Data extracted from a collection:
########################################
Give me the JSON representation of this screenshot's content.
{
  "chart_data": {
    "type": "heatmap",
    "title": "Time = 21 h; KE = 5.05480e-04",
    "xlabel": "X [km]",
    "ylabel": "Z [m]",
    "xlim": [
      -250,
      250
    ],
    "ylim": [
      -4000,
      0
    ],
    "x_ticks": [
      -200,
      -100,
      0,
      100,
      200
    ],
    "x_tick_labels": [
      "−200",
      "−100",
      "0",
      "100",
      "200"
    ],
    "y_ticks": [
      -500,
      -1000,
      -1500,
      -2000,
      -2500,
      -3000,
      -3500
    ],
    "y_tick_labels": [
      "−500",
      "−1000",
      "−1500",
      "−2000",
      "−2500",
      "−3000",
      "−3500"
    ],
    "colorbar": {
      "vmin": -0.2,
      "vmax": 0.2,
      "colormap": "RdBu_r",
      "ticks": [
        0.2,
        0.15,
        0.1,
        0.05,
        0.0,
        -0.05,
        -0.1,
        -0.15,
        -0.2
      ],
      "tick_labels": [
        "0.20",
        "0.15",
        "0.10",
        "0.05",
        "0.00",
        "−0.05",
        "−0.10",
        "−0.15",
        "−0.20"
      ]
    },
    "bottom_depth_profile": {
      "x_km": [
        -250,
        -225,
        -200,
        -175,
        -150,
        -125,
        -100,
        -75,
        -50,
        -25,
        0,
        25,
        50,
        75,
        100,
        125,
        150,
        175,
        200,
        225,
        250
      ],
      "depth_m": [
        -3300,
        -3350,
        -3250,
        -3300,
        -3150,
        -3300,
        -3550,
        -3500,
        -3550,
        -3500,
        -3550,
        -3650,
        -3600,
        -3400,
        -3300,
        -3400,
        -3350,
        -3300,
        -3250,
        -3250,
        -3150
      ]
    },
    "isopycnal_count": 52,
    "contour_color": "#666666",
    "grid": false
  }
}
########################################
__The request__
Type out all of the material again, word for word.

__Written response__
Give me the JSON representation of this screenshot's content.
{
  "chart_data": {
    "type": "heatmap",
    "title": "Time = 21 h; KE = 5.05480e-04",
    "xlabel": "X [km]",
    "ylabel": "Z [m]",
    "xlim": [
      -250,
      250
    ],
    "ylim": [
      -4000,
      0
    ],
    "x_ticks": [
      -200,
      -100,
      0,
      100,
      200
    ],
    "x_tick_labels": [
      "−200",
      "−100",
      "0",
      "100",
      "200"
    ],
    "y_ticks": [
      -500,
      -1000,
      -1500,
      -2000,
      -2500,
      -3000,
      -3500
    ],
    "y_tick_labels": [
      "−500",
      "−1000",
      "−1500",
      "−2000",
      "−2500",
      "−3000",
      "−3500"
    ],
    "colorbar": {
      "vmin": -0.2,
      "vmax": 0.2,
      "colormap": "RdBu_r",
      "ticks": [
        0.2,
        0.15,
        0.1,
        0.05,
        0.0,
        -0.05,
        -0.1,
        -0.15,
        -0.2
      ],
      "tick_labels": [
        "0.20",
        "0.15",
        "0.10",
        "0.05",
        "0.00",
        "−0.05",
        "−0.10",
        "−0.15",
        "−0.20"
      ]
    },
    "bottom_depth_profile": {
      "x_km": [
        -250,
        -225,
        -200,
        -175,
        -150,
        -125,
        -100,
        -75,
        -50,
        -25,
        0,
        25,
        50,
        75,
        100,
        125,
        150,
        175,
        200,
        225,
        250
      ],
      "depth_m": [
        -3300,
        -3350,
        -3250,
        -3300,
        -3150,
        -3300,
        -3550,
        -3500,
        -3550,
        -3500,
        -3550,
        -3650,
        -3600,
        -3400,
        -3300,
        -3400,
        -3350,
        -3300,
        -3250,
        -3250,
        -3150
      ]
    },
    "isopycnal_count": 52,
    "contour_color": "#666666",
    "grid": false
  }
}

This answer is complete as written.